▶ [PROBLEM DETAILS]: All of the material should be reproduced exactly, with pictures left out.

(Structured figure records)
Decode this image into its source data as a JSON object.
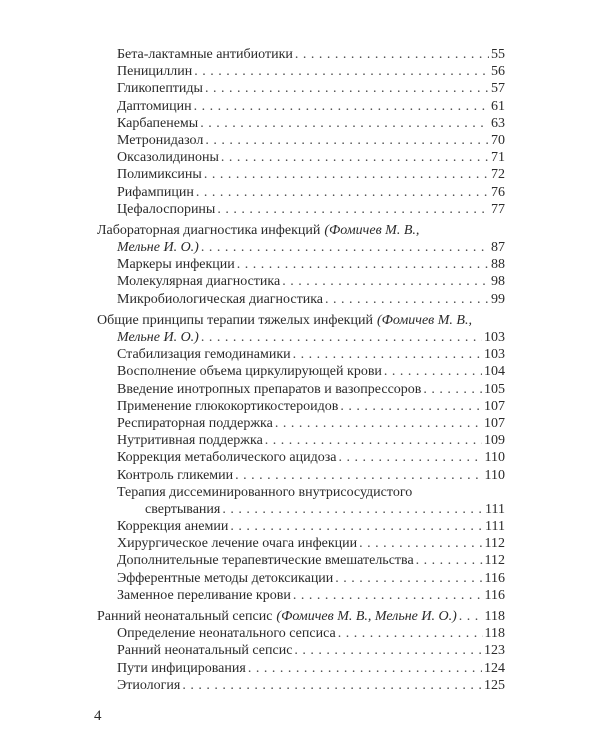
{
  "toc": {
    "groups": [
      {
        "entries": [
          {
            "level": 2,
            "text": "Бета-лактамные антибиотики",
            "page": "55"
          },
          {
            "level": 2,
            "text": "Пенициллин",
            "page": "56"
          },
          {
            "level": 2,
            "text": "Гликопептиды",
            "page": "57"
          },
          {
            "level": 2,
            "text": "Даптомицин",
            "page": "61"
          },
          {
            "level": 2,
            "text": "Карбапенемы",
            "page": "63"
          },
          {
            "level": 2,
            "text": "Метронидазол",
            "page": "70"
          },
          {
            "level": 2,
            "text": "Оксазолидиноны",
            "page": "71"
          },
          {
            "level": 2,
            "text": "Полимиксины",
            "page": "72"
          },
          {
            "level": 2,
            "text": "Рифампицин",
            "page": "76"
          },
          {
            "level": 2,
            "text": "Цефалоспорины",
            "page": "77"
          }
        ]
      },
      {
        "entries": [
          {
            "level": 1,
            "text": "Лабораторная диагностика инфекций",
            "author": "(Фомичев М. В.,",
            "cont_author": "Мельне И. О.)",
            "page": "87"
          },
          {
            "level": 2,
            "text": "Маркеры инфекции",
            "page": "88"
          },
          {
            "level": 2,
            "text": "Молекулярная диагностика",
            "page": "98"
          },
          {
            "level": 2,
            "text": "Микробиологическая диагностика",
            "page": "99"
          }
        ]
      },
      {
        "entries": [
          {
            "level": 1,
            "text": "Общие принципы терапии тяжелых инфекций",
            "author": "(Фомичев М. В.,",
            "cont_author": "Мельне И. О.)",
            "page": "103"
          },
          {
            "level": 2,
            "text": "Стабилизация гемодинамики",
            "page": "103"
          },
          {
            "level": 2,
            "text": "Восполнение объема циркулирующей крови",
            "page": "104"
          },
          {
            "level": 2,
            "text": "Введение инотропных препаратов и вазопрессоров",
            "page": "105"
          },
          {
            "level": 2,
            "text": "Применение глюкокортикостероидов",
            "page": "107"
          },
          {
            "level": 2,
            "text": "Респираторная поддержка",
            "page": "107"
          },
          {
            "level": 2,
            "text": "Нутритивная поддержка",
            "page": "109"
          },
          {
            "level": 2,
            "text": "Коррекция метаболического ацидоза",
            "page": "110"
          },
          {
            "level": 2,
            "text": "Контроль гликемии",
            "page": "110"
          },
          {
            "level": 2,
            "text": "Терапия диссеминированного внутрисосудистого",
            "cont": "свертывания",
            "page": "111"
          },
          {
            "level": 2,
            "text": "Коррекция анемии",
            "page": "111"
          },
          {
            "level": 2,
            "text": "Хирургическое лечение очага инфекции",
            "page": "112"
          },
          {
            "level": 2,
            "text": "Дополнительные терапевтические вмешательства",
            "page": "112"
          },
          {
            "level": 2,
            "text": "Эфферентные методы детоксикации",
            "page": "116"
          },
          {
            "level": 2,
            "text": "Заменное переливание крови",
            "page": "116"
          }
        ]
      },
      {
        "entries": [
          {
            "level": 1,
            "text": "Ранний неонатальный сепсис",
            "author": "(Фомичев М. В., Мельне И. О.)",
            "page": "118"
          },
          {
            "level": 2,
            "text": "Определение неонатального сепсиса",
            "page": "118"
          },
          {
            "level": 2,
            "text": "Ранний неонатальный сепсис",
            "page": "123"
          },
          {
            "level": 2,
            "text": "Пути инфицирования",
            "page": "124"
          },
          {
            "level": 2,
            "text": "Этиология",
            "page": "125"
          }
        ]
      }
    ]
  },
  "page_number": "4"
}
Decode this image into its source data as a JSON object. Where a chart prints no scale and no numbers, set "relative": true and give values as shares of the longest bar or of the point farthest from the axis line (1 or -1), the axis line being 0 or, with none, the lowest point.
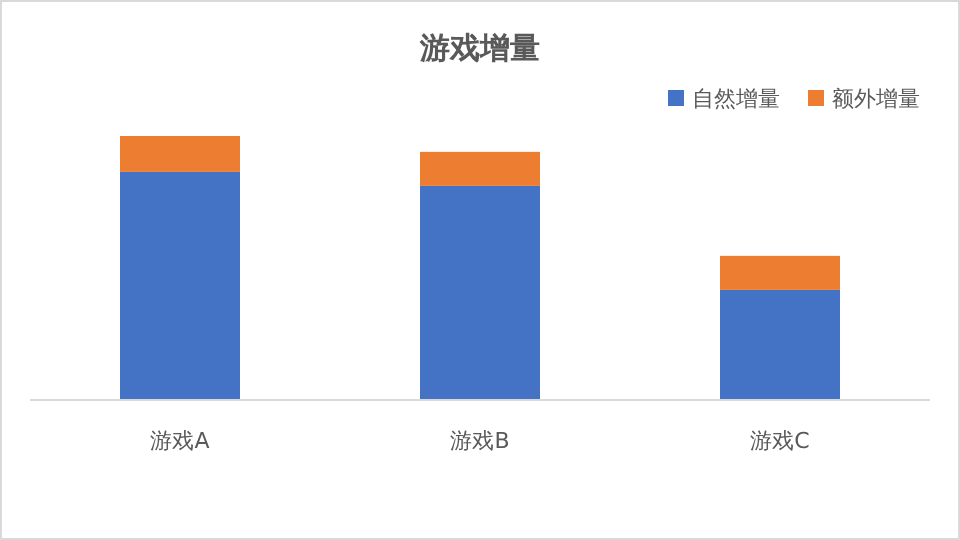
{
  "chart_data": {
    "type": "bar",
    "title": "游戏增量",
    "categories": [
      "游戏A",
      "游戏B",
      "游戏C"
    ],
    "stacked": true,
    "relative": true,
    "legend": "top right",
    "series": [
      {
        "name": "自然增量",
        "color": "#4472c4",
        "values": [
          0.864,
          0.811,
          0.417
        ]
      },
      {
        "name": "额外增量",
        "color": "#ed7d31",
        "values": [
          0.136,
          0.129,
          0.129
        ]
      }
    ]
  }
}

▶ [ANSWER TO THE EXERCISE]:
Decode this image into its source data as a JSON object.
{
  "toc": {
    "groups": [
      {
        "entries": [
          {
            "level": 2,
            "text": "Бета-лактамные антибиотики",
            "page": "55"
          },
          {
            "level": 2,
            "text": "Пенициллин",
            "page": "56"
          },
          {
            "level": 2,
            "text": "Гликопептиды",
            "page": "57"
          },
          {
            "level": 2,
            "text": "Даптомицин",
            "page": "61"
          },
          {
            "level": 2,
            "text": "Карбапенемы",
            "page": "63"
          },
          {
            "level": 2,
            "text": "Метронидазол",
            "page": "70"
          },
          {
            "level": 2,
            "text": "Оксазолидиноны",
            "page": "71"
          },
          {
            "level": 2,
            "text": "Полимиксины",
            "page": "72"
          },
          {
            "level": 2,
            "text": "Рифампицин",
            "page": "76"
          },
          {
            "level": 2,
            "text": "Цефалоспорины",
            "page": "77"
          }
        ]
      },
      {
        "entries": [
          {
            "level": 1,
            "text": "Лабораторная диагностика инфекций",
            "author": "(Фомичев М. В.,",
            "cont_author": "Мельне И. О.)",
            "page": "87"
          },
          {
            "level": 2,
            "text": "Маркеры инфекции",
            "page": "88"
          },
          {
            "level": 2,
            "text": "Молекулярная диагностика",
            "page": "98"
          },
          {
            "level": 2,
            "text": "Микробиологическая диагностика",
            "page": "99"
          }
        ]
      },
      {
        "entries": [
          {
            "level": 1,
            "text": "Общие принципы терапии тяжелых инфекций",
            "author": "(Фомичев М. В.,",
            "cont_author": "Мельне И. О.)",
            "page": "103"
          },
          {
            "level": 2,
            "text": "Стабилизация гемодинамики",
            "page": "103"
          },
          {
            "level": 2,
            "text": "Восполнение объема циркулирующей крови",
            "page": "104"
          },
          {
            "level": 2,
            "text": "Введение инотропных препаратов и вазопрессоров",
            "page": "105"
          },
          {
            "level": 2,
            "text": "Применение глюкокортикостероидов",
            "page": "107"
          },
          {
            "level": 2,
            "text": "Респираторная поддержка",
            "page": "107"
          },
          {
            "level": 2,
            "text": "Нутритивная поддержка",
            "page": "109"
          },
          {
            "level": 2,
            "text": "Коррекция метаболического ацидоза",
            "page": "110"
          },
          {
            "level": 2,
            "text": "Контроль гликемии",
            "page": "110"
          },
          {
            "level": 2,
            "text": "Терапия диссеминированного внутрисосудистого",
            "cont": "свертывания",
            "page": "111"
          },
          {
            "level": 2,
            "text": "Коррекция анемии",
            "page": "111"
          },
          {
            "level": 2,
            "text": "Хирургическое лечение очага инфекции",
            "page": "112"
          },
          {
            "level": 2,
            "text": "Дополнительные терапевтические вмешательства",
            "page": "112"
          },
          {
            "level": 2,
            "text": "Эфферентные методы детоксикации",
            "page": "116"
          },
          {
            "level": 2,
            "text": "Заменное переливание крови",
            "page": "116"
          }
        ]
      },
      {
        "entries": [
          {
            "level": 1,
            "text": "Ранний неонатальный сепсис",
            "author": "(Фомичев М. В., Мельне И. О.)",
            "page": "118"
          },
          {
            "level": 2,
            "text": "Определение неонатального сепсиса",
            "page": "118"
          },
          {
            "level": 2,
            "text": "Ранний неонатальный сепсис",
            "page": "123"
          },
          {
            "level": 2,
            "text": "Пути инфицирования",
            "page": "124"
          },
          {
            "level": 2,
            "text": "Этиология",
            "page": "125"
          }
        ]
      }
    ]
  },
  "page_number": "4"
}
Decode this image into its source data as a JSON object. Where a chart prints no scale and no numbers, set "relative": true and give values as shares of the longest bar or of the point farthest from the axis line (1 or -1), the axis line being 0 or, with none, the lowest point.
{
  "chart_data": {
    "type": "bar",
    "title": "游戏增量",
    "categories": [
      "游戏A",
      "游戏B",
      "游戏C"
    ],
    "stacked": true,
    "relative": true,
    "legend": "top right",
    "series": [
      {
        "name": "自然增量",
        "color": "#4472c4",
        "values": [
          0.864,
          0.811,
          0.417
        ]
      },
      {
        "name": "额外增量",
        "color": "#ed7d31",
        "values": [
          0.136,
          0.129,
          0.129
        ]
      }
    ]
  }
}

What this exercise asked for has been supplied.